### PROBLEM TO WORK ON
Transcribe all records exactly.

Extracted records
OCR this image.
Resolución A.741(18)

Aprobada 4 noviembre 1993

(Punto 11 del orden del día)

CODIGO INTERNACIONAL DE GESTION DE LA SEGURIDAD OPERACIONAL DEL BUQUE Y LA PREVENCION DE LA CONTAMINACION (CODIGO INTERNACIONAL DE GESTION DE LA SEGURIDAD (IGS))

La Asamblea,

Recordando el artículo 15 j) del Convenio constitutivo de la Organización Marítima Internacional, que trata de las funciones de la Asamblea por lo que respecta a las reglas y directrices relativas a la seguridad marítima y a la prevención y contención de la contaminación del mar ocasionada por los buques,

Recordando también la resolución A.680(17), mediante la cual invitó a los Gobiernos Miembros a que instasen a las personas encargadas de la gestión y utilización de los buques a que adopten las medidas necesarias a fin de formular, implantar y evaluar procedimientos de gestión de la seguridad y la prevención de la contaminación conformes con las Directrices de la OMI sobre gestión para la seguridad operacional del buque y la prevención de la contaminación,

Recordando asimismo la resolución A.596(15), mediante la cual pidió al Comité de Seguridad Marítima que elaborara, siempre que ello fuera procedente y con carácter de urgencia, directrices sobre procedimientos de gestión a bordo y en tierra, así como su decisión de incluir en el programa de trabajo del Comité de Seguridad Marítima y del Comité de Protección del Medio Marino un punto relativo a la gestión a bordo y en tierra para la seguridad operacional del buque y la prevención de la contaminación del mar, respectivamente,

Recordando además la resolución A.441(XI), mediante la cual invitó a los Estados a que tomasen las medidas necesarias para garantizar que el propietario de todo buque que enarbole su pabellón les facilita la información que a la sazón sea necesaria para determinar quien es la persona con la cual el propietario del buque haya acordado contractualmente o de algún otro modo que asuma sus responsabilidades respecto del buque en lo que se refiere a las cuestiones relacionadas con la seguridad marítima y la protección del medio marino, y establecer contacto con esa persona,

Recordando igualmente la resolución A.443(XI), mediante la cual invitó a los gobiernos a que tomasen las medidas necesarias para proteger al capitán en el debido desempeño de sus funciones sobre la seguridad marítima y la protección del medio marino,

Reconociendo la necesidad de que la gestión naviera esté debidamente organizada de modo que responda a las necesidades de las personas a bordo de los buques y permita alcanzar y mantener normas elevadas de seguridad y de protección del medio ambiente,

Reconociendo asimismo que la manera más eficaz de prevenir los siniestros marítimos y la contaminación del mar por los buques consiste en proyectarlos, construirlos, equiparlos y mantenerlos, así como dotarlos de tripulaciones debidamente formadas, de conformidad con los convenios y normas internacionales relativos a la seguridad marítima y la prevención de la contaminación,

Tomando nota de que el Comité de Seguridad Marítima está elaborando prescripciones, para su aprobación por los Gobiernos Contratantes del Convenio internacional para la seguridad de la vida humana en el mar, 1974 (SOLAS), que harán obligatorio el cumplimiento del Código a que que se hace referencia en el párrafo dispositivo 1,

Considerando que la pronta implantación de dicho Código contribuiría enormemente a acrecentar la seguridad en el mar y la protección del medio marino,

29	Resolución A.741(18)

### RESULT OF THE TASK
OCR this image.
Resolución A.741(18)

Aprobada 4 noviembre 1993

(Punto 11 del orden del día)

CODIGO INTERNACIONAL DE GESTION DE LA SEGURIDAD OPERACIONAL DEL BUQUE Y LA PREVENCION DE LA CONTAMINACION (CODIGO INTERNACIONAL DE GESTION DE LA SEGURIDAD (IGS))

La Asamblea,

Recordando el artículo 15 j) del Convenio constitutivo de la Organización Marítima Internacional, que trata de las funciones de la Asamblea por lo que respecta a las reglas y directrices relativas a la seguridad marítima y a la prevención y contención de la contaminación del mar ocasionada por los buques,

Recordando también la resolución A.680(17), mediante la cual invitó a los Gobiernos Miembros a que instasen a las personas encargadas de la gestión y utilización de los buques a que adopten las medidas necesarias a fin de formular, implantar y evaluar procedimientos de gestión de la seguridad y la prevención de la contaminación conformes con las Directrices de la OMI sobre gestión para la seguridad operacional del buque y la prevención de la contaminación,

Recordando asimismo la resolución A.596(15), mediante la cual pidió al Comité de Seguridad Marítima que elaborara, siempre que ello fuera procedente y con carácter de urgencia, directrices sobre procedimientos de gestión a bordo y en tierra, así como su decisión de incluir en el programa de trabajo del Comité de Seguridad Marítima y del Comité de Protección del Medio Marino un punto relativo a la gestión a bordo y en tierra para la seguridad operacional del buque y la prevención de la contaminación del mar, respectivamente,

Recordando además la resolución A.441(XI), mediante la cual invitó a los Estados a que tomasen las medidas necesarias para garantizar que el propietario de todo buque que enarbole su pabellón les facilita la información que a la sazón sea necesaria para determinar quien es la persona con la cual el propietario del buque haya acordado contractualmente o de algún otro modo que asuma sus responsabilidades respecto del buque en lo que se refiere a las cuestiones relacionadas con la seguridad marítima y la protección del medio marino, y establecer contacto con esa persona,

Recordando igualmente la resolución A.443(XI), mediante la cual invitó a los gobiernos a que tomasen las medidas necesarias para proteger al capitán en el debido desempeño de sus funciones sobre la seguridad marítima y la protección del medio marino,

Reconociendo la necesidad de que la gestión naviera esté debidamente organizada de modo que responda a las necesidades de las personas a bordo de los buques y permita alcanzar y mantener normas elevadas de seguridad y de protección del medio ambiente,

Reconociendo asimismo que la manera más eficaz de prevenir los siniestros marítimos y la contaminación del mar por los buques consiste en proyectarlos, construirlos, equiparlos y mantenerlos, así como dotarlos de tripulaciones debidamente formadas, de conformidad con los convenios y normas internacionales relativos a la seguridad marítima y la prevención de la contaminación,

Tomando nota de que el Comité de Seguridad Marítima está elaborando prescripciones, para su aprobación por los Gobiernos Contratantes del Convenio internacional para la seguridad de la vida humana en el mar, 1974 (SOLAS), que harán obligatorio el cumplimiento del Código a que que se hace referencia en el párrafo dispositivo 1,

Considerando que la pronta implantación de dicho Código contribuiría enormemente a acrecentar la seguridad en el mar y la protección del medio marino,

29	Resolución A.741(18)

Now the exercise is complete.